[What is required] Copy out the lines of each item word for word, omitting the pictures.

[Dataset entries]
+--

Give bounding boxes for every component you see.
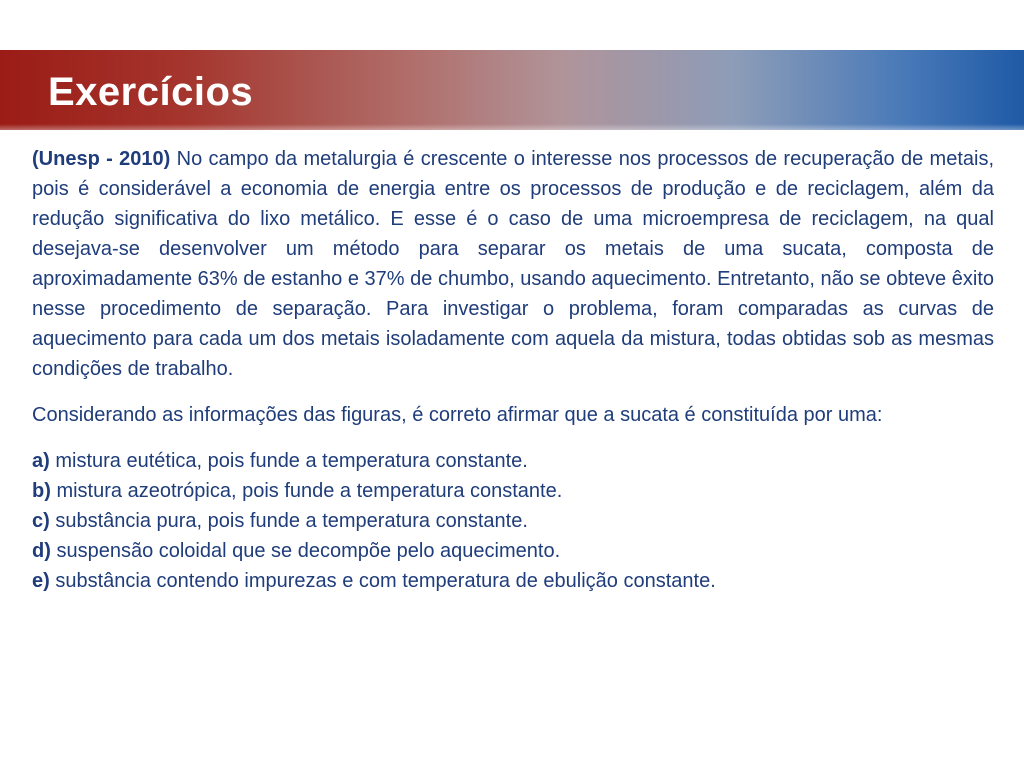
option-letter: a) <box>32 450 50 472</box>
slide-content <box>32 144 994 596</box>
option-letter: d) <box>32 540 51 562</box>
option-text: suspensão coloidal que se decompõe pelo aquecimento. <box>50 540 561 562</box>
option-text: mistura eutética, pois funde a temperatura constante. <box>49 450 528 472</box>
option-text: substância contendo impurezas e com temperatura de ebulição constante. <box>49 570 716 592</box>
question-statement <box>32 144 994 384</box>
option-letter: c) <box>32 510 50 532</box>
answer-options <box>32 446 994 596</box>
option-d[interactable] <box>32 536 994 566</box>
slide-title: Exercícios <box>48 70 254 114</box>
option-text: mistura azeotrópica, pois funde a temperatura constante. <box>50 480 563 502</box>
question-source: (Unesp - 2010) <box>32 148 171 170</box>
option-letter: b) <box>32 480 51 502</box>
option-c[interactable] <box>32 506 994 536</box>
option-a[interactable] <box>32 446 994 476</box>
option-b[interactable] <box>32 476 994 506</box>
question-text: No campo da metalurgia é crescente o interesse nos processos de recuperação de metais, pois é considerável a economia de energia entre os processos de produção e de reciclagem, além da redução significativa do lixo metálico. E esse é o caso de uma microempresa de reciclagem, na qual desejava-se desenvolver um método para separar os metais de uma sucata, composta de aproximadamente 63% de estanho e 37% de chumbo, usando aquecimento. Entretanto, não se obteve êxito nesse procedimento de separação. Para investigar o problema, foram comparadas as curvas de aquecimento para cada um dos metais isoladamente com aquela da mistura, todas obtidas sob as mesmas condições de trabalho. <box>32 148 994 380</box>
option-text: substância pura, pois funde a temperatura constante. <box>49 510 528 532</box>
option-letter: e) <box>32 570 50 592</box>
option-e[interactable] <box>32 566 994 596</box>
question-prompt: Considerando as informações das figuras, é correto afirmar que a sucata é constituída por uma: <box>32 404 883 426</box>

+--

[Result of the exercise]
Give bounding boxes for every component you see.
option-letter: a) <box>32 450 50 472</box>
slide-content <box>32 144 994 596</box>
option-letter: d) <box>32 540 51 562</box>
option-text: suspensão coloidal que se decompõe pelo aquecimento. <box>50 540 561 562</box>
option-text: mistura eutética, pois funde a temperatura constante. <box>49 450 528 472</box>
option-text: substância contendo impurezas e com temperatura de ebulição constante. <box>49 570 716 592</box>
question-statement <box>32 144 994 384</box>
option-letter: c) <box>32 510 50 532</box>
answer-options <box>32 446 994 596</box>
option-d[interactable] <box>32 536 994 566</box>
slide-title: Exercícios <box>48 70 254 114</box>
option-text: mistura azeotrópica, pois funde a temperatura constante. <box>50 480 563 502</box>
question-source: (Unesp - 2010) <box>32 148 171 170</box>
option-letter: b) <box>32 480 51 502</box>
option-c[interactable] <box>32 506 994 536</box>
option-a[interactable] <box>32 446 994 476</box>
option-b[interactable] <box>32 476 994 506</box>
question-text: No campo da metalurgia é crescente o interesse nos processos de recuperação de metais, pois é considerável a economia de energia entre os processos de produção e de reciclagem, além da redução significativa do lixo metálico. E esse é o caso de uma microempresa de reciclagem, na qual desejava-se desenvolver um método para separar os metais de uma sucata, composta de aproximadamente 63% de estanho e 37% de chumbo, usando aquecimento. Entretanto, não se obteve êxito nesse procedimento de separação. Para investigar o problema, foram comparadas as curvas de aquecimento para cada um dos metais isoladamente com aquela da mistura, todas obtidas sob as mesmas condições de trabalho. <box>32 148 994 380</box>
option-text: substância pura, pois funde a temperatura constante. <box>49 510 528 532</box>
option-letter: e) <box>32 570 50 592</box>
option-e[interactable] <box>32 566 994 596</box>
question-prompt: Considerando as informações das figuras, é correto afirmar que a sucata é constituída por uma: <box>32 404 883 426</box>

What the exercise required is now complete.